# Instructions for the task
Without altering anything, repeat each of the records.

# Data entries
________________________

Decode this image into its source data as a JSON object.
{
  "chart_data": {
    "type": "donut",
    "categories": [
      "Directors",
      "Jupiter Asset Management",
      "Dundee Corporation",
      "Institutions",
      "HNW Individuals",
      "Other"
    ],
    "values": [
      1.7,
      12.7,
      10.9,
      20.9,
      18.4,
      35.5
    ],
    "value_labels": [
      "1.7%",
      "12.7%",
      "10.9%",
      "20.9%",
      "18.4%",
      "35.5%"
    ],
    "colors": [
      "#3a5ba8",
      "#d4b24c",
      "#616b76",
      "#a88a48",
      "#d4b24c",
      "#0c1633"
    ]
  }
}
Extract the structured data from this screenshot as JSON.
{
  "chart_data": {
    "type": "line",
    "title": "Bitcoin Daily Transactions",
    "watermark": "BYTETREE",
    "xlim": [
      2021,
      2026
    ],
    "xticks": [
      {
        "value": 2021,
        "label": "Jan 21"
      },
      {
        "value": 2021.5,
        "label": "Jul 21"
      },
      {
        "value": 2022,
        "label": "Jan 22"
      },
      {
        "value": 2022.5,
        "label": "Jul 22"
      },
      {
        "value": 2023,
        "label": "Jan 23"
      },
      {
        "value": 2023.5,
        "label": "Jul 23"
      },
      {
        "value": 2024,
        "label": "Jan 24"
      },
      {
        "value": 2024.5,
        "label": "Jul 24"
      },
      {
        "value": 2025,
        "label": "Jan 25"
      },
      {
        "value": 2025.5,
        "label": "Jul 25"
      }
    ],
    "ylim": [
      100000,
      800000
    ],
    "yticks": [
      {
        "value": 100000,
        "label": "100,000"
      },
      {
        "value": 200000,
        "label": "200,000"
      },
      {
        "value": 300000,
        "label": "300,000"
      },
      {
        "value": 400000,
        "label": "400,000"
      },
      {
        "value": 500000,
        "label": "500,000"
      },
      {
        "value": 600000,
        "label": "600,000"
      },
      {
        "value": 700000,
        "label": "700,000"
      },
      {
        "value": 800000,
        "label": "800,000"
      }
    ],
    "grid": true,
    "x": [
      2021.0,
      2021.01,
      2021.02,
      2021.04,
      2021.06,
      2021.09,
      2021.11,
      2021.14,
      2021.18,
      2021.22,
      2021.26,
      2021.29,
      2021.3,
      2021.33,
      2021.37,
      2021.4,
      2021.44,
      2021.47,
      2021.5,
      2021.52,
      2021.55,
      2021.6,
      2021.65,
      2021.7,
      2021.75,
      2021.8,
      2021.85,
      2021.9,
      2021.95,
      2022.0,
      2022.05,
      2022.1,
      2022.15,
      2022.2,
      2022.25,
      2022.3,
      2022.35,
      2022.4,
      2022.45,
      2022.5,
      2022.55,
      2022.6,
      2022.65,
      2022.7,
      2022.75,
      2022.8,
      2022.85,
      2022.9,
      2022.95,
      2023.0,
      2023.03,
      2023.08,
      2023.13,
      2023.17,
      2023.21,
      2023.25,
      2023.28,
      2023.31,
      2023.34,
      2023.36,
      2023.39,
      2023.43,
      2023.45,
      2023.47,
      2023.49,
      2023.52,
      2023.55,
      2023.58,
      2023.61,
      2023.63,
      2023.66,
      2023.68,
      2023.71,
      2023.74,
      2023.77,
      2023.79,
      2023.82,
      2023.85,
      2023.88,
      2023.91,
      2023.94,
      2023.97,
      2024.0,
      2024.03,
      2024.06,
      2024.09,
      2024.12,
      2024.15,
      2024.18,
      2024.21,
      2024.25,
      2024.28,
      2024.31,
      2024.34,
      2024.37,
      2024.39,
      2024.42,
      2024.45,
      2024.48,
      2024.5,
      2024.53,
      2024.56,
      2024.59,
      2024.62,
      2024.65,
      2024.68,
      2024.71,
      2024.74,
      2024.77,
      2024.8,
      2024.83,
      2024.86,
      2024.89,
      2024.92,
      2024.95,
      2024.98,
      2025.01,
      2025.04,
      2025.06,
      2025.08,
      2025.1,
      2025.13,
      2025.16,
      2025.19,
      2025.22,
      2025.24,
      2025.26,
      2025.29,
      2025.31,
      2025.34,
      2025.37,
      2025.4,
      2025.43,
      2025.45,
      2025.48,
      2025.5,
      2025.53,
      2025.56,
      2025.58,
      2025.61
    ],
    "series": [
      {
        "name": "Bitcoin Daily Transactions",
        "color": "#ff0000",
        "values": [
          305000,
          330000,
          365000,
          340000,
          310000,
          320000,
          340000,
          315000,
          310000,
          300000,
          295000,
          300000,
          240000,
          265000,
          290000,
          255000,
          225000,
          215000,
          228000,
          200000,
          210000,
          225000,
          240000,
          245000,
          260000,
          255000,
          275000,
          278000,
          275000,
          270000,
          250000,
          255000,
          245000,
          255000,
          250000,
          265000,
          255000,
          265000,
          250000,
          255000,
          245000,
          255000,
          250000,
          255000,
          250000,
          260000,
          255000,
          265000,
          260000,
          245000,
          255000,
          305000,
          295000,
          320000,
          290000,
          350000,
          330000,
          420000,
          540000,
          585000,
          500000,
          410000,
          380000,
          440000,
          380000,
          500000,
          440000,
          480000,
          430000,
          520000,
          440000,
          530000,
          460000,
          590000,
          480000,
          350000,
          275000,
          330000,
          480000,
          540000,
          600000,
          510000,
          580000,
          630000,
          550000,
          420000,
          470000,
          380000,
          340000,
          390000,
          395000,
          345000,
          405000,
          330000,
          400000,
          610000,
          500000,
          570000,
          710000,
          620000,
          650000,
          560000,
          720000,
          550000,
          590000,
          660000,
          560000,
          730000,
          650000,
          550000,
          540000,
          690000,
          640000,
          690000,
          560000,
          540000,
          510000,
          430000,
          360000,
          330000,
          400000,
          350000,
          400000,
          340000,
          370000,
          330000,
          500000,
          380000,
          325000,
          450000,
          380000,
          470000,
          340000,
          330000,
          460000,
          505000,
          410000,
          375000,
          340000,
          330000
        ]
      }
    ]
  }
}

________________________

# Reply to the task
Decode this image into its source data as a JSON object.
{
  "chart_data": {
    "type": "donut",
    "categories": [
      "Directors",
      "Jupiter Asset Management",
      "Dundee Corporation",
      "Institutions",
      "HNW Individuals",
      "Other"
    ],
    "values": [
      1.7,
      12.7,
      10.9,
      20.9,
      18.4,
      35.5
    ],
    "value_labels": [
      "1.7%",
      "12.7%",
      "10.9%",
      "20.9%",
      "18.4%",
      "35.5%"
    ],
    "colors": [
      "#3a5ba8",
      "#d4b24c",
      "#616b76",
      "#a88a48",
      "#d4b24c",
      "#0c1633"
    ]
  }
}
Extract the structured data from this screenshot as JSON.
{
  "chart_data": {
    "type": "line",
    "title": "Bitcoin Daily Transactions",
    "watermark": "BYTETREE",
    "xlim": [
      2021,
      2026
    ],
    "xticks": [
      {
        "value": 2021,
        "label": "Jan 21"
      },
      {
        "value": 2021.5,
        "label": "Jul 21"
      },
      {
        "value": 2022,
        "label": "Jan 22"
      },
      {
        "value": 2022.5,
        "label": "Jul 22"
      },
      {
        "value": 2023,
        "label": "Jan 23"
      },
      {
        "value": 2023.5,
        "label": "Jul 23"
      },
      {
        "value": 2024,
        "label": "Jan 24"
      },
      {
        "value": 2024.5,
        "label": "Jul 24"
      },
      {
        "value": 2025,
        "label": "Jan 25"
      },
      {
        "value": 2025.5,
        "label": "Jul 25"
      }
    ],
    "ylim": [
      100000,
      800000
    ],
    "yticks": [
      {
        "value": 100000,
        "label": "100,000"
      },
      {
        "value": 200000,
        "label": "200,000"
      },
      {
        "value": 300000,
        "label": "300,000"
      },
      {
        "value": 400000,
        "label": "400,000"
      },
      {
        "value": 500000,
        "label": "500,000"
      },
      {
        "value": 600000,
        "label": "600,000"
      },
      {
        "value": 700000,
        "label": "700,000"
      },
      {
        "value": 800000,
        "label": "800,000"
      }
    ],
    "grid": true,
    "x": [
      2021.0,
      2021.01,
      2021.02,
      2021.04,
      2021.06,
      2021.09,
      2021.11,
      2021.14,
      2021.18,
      2021.22,
      2021.26,
      2021.29,
      2021.3,
      2021.33,
      2021.37,
      2021.4,
      2021.44,
      2021.47,
      2021.5,
      2021.52,
      2021.55,
      2021.6,
      2021.65,
      2021.7,
      2021.75,
      2021.8,
      2021.85,
      2021.9,
      2021.95,
      2022.0,
      2022.05,
      2022.1,
      2022.15,
      2022.2,
      2022.25,
      2022.3,
      2022.35,
      2022.4,
      2022.45,
      2022.5,
      2022.55,
      2022.6,
      2022.65,
      2022.7,
      2022.75,
      2022.8,
      2022.85,
      2022.9,
      2022.95,
      2023.0,
      2023.03,
      2023.08,
      2023.13,
      2023.17,
      2023.21,
      2023.25,
      2023.28,
      2023.31,
      2023.34,
      2023.36,
      2023.39,
      2023.43,
      2023.45,
      2023.47,
      2023.49,
      2023.52,
      2023.55,
      2023.58,
      2023.61,
      2023.63,
      2023.66,
      2023.68,
      2023.71,
      2023.74,
      2023.77,
      2023.79,
      2023.82,
      2023.85,
      2023.88,
      2023.91,
      2023.94,
      2023.97,
      2024.0,
      2024.03,
      2024.06,
      2024.09,
      2024.12,
      2024.15,
      2024.18,
      2024.21,
      2024.25,
      2024.28,
      2024.31,
      2024.34,
      2024.37,
      2024.39,
      2024.42,
      2024.45,
      2024.48,
      2024.5,
      2024.53,
      2024.56,
      2024.59,
      2024.62,
      2024.65,
      2024.68,
      2024.71,
      2024.74,
      2024.77,
      2024.8,
      2024.83,
      2024.86,
      2024.89,
      2024.92,
      2024.95,
      2024.98,
      2025.01,
      2025.04,
      2025.06,
      2025.08,
      2025.1,
      2025.13,
      2025.16,
      2025.19,
      2025.22,
      2025.24,
      2025.26,
      2025.29,
      2025.31,
      2025.34,
      2025.37,
      2025.4,
      2025.43,
      2025.45,
      2025.48,
      2025.5,
      2025.53,
      2025.56,
      2025.58,
      2025.61
    ],
    "series": [
      {
        "name": "Bitcoin Daily Transactions",
        "color": "#ff0000",
        "values": [
          305000,
          330000,
          365000,
          340000,
          310000,
          320000,
          340000,
          315000,
          310000,
          300000,
          295000,
          300000,
          240000,
          265000,
          290000,
          255000,
          225000,
          215000,
          228000,
          200000,
          210000,
          225000,
          240000,
          245000,
          260000,
          255000,
          275000,
          278000,
          275000,
          270000,
          250000,
          255000,
          245000,
          255000,
          250000,
          265000,
          255000,
          265000,
          250000,
          255000,
          245000,
          255000,
          250000,
          255000,
          250000,
          260000,
          255000,
          265000,
          260000,
          245000,
          255000,
          305000,
          295000,
          320000,
          290000,
          350000,
          330000,
          420000,
          540000,
          585000,
          500000,
          410000,
          380000,
          440000,
          380000,
          500000,
          440000,
          480000,
          430000,
          520000,
          440000,
          530000,
          460000,
          590000,
          480000,
          350000,
          275000,
          330000,
          480000,
          540000,
          600000,
          510000,
          580000,
          630000,
          550000,
          420000,
          470000,
          380000,
          340000,
          390000,
          395000,
          345000,
          405000,
          330000,
          400000,
          610000,
          500000,
          570000,
          710000,
          620000,
          650000,
          560000,
          720000,
          550000,
          590000,
          660000,
          560000,
          730000,
          650000,
          550000,
          540000,
          690000,
          640000,
          690000,
          560000,
          540000,
          510000,
          430000,
          360000,
          330000,
          400000,
          350000,
          400000,
          340000,
          370000,
          330000,
          500000,
          380000,
          325000,
          450000,
          380000,
          470000,
          340000,
          330000,
          460000,
          505000,
          410000,
          375000,
          340000,
          330000
        ]
      }
    ]
  }
}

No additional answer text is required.